§ **Dataset records**
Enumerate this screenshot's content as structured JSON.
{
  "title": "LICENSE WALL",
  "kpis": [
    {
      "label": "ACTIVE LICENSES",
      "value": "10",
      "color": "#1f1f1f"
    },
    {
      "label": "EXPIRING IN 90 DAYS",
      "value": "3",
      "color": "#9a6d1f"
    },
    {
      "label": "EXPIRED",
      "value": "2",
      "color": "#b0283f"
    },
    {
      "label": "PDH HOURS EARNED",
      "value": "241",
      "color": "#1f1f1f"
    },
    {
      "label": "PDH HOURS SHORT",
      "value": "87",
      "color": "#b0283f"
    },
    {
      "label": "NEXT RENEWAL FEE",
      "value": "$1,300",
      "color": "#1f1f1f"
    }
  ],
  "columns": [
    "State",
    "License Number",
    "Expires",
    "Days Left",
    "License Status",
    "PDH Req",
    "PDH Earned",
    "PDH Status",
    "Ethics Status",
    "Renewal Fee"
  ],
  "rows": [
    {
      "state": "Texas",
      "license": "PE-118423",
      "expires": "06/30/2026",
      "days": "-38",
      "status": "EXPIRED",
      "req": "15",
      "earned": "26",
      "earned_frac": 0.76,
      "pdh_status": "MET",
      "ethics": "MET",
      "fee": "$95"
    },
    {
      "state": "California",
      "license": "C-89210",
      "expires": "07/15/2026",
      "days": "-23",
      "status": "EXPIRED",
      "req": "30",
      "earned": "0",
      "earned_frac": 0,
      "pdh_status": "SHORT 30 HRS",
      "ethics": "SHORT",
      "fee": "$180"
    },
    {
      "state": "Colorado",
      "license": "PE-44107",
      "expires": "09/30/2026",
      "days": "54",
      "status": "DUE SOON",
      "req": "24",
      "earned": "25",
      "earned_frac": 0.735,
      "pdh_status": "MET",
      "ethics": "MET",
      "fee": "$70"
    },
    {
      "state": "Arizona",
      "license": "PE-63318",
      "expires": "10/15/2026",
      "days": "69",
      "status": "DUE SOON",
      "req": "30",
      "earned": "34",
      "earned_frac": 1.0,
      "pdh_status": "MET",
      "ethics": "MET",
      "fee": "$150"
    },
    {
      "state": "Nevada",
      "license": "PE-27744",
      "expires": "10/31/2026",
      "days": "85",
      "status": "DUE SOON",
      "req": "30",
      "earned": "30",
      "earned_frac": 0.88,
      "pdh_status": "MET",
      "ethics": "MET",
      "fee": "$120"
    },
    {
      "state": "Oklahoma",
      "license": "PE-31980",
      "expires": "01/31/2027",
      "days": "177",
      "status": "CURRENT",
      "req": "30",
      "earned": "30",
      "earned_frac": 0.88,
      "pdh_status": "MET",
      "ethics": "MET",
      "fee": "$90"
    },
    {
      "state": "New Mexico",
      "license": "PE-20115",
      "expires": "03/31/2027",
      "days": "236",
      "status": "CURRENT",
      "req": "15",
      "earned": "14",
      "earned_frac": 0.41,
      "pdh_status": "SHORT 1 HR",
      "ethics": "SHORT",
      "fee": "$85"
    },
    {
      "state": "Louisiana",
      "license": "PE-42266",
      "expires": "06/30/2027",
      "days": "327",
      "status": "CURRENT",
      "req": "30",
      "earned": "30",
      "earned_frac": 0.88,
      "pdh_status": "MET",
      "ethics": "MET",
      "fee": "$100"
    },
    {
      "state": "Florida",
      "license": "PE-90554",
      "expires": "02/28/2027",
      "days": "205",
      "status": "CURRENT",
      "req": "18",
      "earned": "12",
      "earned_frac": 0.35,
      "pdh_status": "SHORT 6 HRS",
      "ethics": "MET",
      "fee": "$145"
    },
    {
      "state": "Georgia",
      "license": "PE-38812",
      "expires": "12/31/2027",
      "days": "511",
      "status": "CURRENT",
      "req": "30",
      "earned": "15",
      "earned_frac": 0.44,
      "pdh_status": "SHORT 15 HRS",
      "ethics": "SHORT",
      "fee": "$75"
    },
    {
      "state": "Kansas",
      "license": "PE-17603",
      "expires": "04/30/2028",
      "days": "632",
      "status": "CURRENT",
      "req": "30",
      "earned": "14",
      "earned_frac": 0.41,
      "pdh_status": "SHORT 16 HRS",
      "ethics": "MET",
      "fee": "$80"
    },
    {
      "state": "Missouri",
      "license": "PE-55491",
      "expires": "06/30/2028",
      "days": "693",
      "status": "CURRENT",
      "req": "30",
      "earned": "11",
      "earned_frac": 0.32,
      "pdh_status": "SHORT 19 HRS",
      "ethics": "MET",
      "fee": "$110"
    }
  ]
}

§ **Exercise details**
Your task is to print the whole listing again exactly.

§ **Task response**
Enumerate this screenshot's content as structured JSON.
{
  "title": "LICENSE WALL",
  "kpis": [
    {
      "label": "ACTIVE LICENSES",
      "value": "10",
      "color": "#1f1f1f"
    },
    {
      "label": "EXPIRING IN 90 DAYS",
      "value": "3",
      "color": "#9a6d1f"
    },
    {
      "label": "EXPIRED",
      "value": "2",
      "color": "#b0283f"
    },
    {
      "label": "PDH HOURS EARNED",
      "value": "241",
      "color": "#1f1f1f"
    },
    {
      "label": "PDH HOURS SHORT",
      "value": "87",
      "color": "#b0283f"
    },
    {
      "label": "NEXT RENEWAL FEE",
      "value": "$1,300",
      "color": "#1f1f1f"
    }
  ],
  "columns": [
    "State",
    "License Number",
    "Expires",
    "Days Left",
    "License Status",
    "PDH Req",
    "PDH Earned",
    "PDH Status",
    "Ethics Status",
    "Renewal Fee"
  ],
  "rows": [
    {
      "state": "Texas",
      "license": "PE-118423",
      "expires": "06/30/2026",
      "days": "-38",
      "status": "EXPIRED",
      "req": "15",
      "earned": "26",
      "earned_frac": 0.76,
      "pdh_status": "MET",
      "ethics": "MET",
      "fee": "$95"
    },
    {
      "state": "California",
      "license": "C-89210",
      "expires": "07/15/2026",
      "days": "-23",
      "status": "EXPIRED",
      "req": "30",
      "earned": "0",
      "earned_frac": 0,
      "pdh_status": "SHORT 30 HRS",
      "ethics": "SHORT",
      "fee": "$180"
    },
    {
      "state": "Colorado",
      "license": "PE-44107",
      "expires": "09/30/2026",
      "days": "54",
      "status": "DUE SOON",
      "req": "24",
      "earned": "25",
      "earned_frac": 0.735,
      "pdh_status": "MET",
      "ethics": "MET",
      "fee": "$70"
    },
    {
      "state": "Arizona",
      "license": "PE-63318",
      "expires": "10/15/2026",
      "days": "69",
      "status": "DUE SOON",
      "req": "30",
      "earned": "34",
      "earned_frac": 1.0,
      "pdh_status": "MET",
      "ethics": "MET",
      "fee": "$150"
    },
    {
      "state": "Nevada",
      "license": "PE-27744",
      "expires": "10/31/2026",
      "days": "85",
      "status": "DUE SOON",
      "req": "30",
      "earned": "30",
      "earned_frac": 0.88,
      "pdh_status": "MET",
      "ethics": "MET",
      "fee": "$120"
    },
    {
      "state": "Oklahoma",
      "license": "PE-31980",
      "expires": "01/31/2027",
      "days": "177",
      "status": "CURRENT",
      "req": "30",
      "earned": "30",
      "earned_frac": 0.88,
      "pdh_status": "MET",
      "ethics": "MET",
      "fee": "$90"
    },
    {
      "state": "New Mexico",
      "license": "PE-20115",
      "expires": "03/31/2027",
      "days": "236",
      "status": "CURRENT",
      "req": "15",
      "earned": "14",
      "earned_frac": 0.41,
      "pdh_status": "SHORT 1 HR",
      "ethics": "SHORT",
      "fee": "$85"
    },
    {
      "state": "Louisiana",
      "license": "PE-42266",
      "expires": "06/30/2027",
      "days": "327",
      "status": "CURRENT",
      "req": "30",
      "earned": "30",
      "earned_frac": 0.88,
      "pdh_status": "MET",
      "ethics": "MET",
      "fee": "$100"
    },
    {
      "state": "Florida",
      "license": "PE-90554",
      "expires": "02/28/2027",
      "days": "205",
      "status": "CURRENT",
      "req": "18",
      "earned": "12",
      "earned_frac": 0.35,
      "pdh_status": "SHORT 6 HRS",
      "ethics": "MET",
      "fee": "$145"
    },
    {
      "state": "Georgia",
      "license": "PE-38812",
      "expires": "12/31/2027",
      "days": "511",
      "status": "CURRENT",
      "req": "30",
      "earned": "15",
      "earned_frac": 0.44,
      "pdh_status": "SHORT 15 HRS",
      "ethics": "SHORT",
      "fee": "$75"
    },
    {
      "state": "Kansas",
      "license": "PE-17603",
      "expires": "04/30/2028",
      "days": "632",
      "status": "CURRENT",
      "req": "30",
      "earned": "14",
      "earned_frac": 0.41,
      "pdh_status": "SHORT 16 HRS",
      "ethics": "MET",
      "fee": "$80"
    },
    {
      "state": "Missouri",
      "license": "PE-55491",
      "expires": "06/30/2028",
      "days": "693",
      "status": "CURRENT",
      "req": "30",
      "earned": "11",
      "earned_frac": 0.32,
      "pdh_status": "SHORT 19 HRS",
      "ethics": "MET",
      "fee": "$110"
    }
  ]
}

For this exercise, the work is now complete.